[Stored items from a collection]
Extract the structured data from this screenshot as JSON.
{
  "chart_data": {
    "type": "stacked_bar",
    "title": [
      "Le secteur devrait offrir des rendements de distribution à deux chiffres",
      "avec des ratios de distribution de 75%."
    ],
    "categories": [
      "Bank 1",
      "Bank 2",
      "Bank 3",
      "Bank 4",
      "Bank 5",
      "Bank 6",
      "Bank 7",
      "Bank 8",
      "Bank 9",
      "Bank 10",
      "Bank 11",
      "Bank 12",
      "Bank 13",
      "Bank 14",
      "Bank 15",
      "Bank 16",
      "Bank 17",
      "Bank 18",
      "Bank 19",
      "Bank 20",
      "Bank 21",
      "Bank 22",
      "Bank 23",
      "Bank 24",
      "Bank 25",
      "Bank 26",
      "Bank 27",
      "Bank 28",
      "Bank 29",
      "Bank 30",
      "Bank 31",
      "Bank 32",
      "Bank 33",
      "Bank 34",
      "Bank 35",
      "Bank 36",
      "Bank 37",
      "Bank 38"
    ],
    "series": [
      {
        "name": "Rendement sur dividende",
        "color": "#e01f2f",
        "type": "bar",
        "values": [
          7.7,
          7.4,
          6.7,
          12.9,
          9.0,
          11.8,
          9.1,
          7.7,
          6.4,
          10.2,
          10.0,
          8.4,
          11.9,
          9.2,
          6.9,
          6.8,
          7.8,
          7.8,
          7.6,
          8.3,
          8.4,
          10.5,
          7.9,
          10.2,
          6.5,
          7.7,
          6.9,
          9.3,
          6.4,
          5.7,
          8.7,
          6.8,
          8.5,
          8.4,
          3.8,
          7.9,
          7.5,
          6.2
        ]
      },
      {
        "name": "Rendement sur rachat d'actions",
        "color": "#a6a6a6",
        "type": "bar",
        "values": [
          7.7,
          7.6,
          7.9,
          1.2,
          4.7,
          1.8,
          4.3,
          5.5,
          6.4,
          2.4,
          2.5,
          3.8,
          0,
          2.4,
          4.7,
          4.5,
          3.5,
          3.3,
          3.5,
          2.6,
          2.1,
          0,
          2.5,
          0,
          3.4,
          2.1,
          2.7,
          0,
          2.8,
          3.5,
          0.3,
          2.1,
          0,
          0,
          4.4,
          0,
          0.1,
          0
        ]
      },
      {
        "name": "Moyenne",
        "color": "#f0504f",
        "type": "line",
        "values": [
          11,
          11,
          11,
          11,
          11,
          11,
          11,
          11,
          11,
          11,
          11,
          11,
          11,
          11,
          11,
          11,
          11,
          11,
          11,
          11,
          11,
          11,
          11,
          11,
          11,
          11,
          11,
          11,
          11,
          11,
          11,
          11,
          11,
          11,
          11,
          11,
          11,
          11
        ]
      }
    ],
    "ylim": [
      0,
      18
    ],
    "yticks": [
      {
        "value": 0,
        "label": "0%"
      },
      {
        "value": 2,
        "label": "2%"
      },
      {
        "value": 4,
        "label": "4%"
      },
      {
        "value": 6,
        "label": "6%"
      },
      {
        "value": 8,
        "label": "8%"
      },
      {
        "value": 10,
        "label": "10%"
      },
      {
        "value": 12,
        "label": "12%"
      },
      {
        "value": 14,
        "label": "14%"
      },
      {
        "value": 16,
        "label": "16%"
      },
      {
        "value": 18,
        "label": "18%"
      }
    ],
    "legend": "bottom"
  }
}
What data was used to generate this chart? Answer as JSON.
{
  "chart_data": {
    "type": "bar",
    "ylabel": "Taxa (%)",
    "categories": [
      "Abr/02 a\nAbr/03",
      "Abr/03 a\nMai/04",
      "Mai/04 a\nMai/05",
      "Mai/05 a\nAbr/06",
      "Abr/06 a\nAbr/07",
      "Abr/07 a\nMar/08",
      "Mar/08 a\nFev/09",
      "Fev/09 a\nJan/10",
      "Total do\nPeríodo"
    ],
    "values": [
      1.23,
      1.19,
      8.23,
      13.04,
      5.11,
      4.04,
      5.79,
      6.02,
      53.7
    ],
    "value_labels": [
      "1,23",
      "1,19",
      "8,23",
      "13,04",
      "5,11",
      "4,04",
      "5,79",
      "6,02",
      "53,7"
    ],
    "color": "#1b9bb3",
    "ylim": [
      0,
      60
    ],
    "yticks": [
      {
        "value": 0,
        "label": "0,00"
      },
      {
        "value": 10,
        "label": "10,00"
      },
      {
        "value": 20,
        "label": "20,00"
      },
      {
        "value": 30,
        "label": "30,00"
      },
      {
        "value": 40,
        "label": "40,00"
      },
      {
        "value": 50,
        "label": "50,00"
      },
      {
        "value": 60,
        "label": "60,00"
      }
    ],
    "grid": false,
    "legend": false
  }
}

(Set task) Find all lines where the word "this" appears. Copy them.

(Answer in full)
Extract the structured data from this screenshot as JSON.
What data was used to generate this chart? Answer as JSON.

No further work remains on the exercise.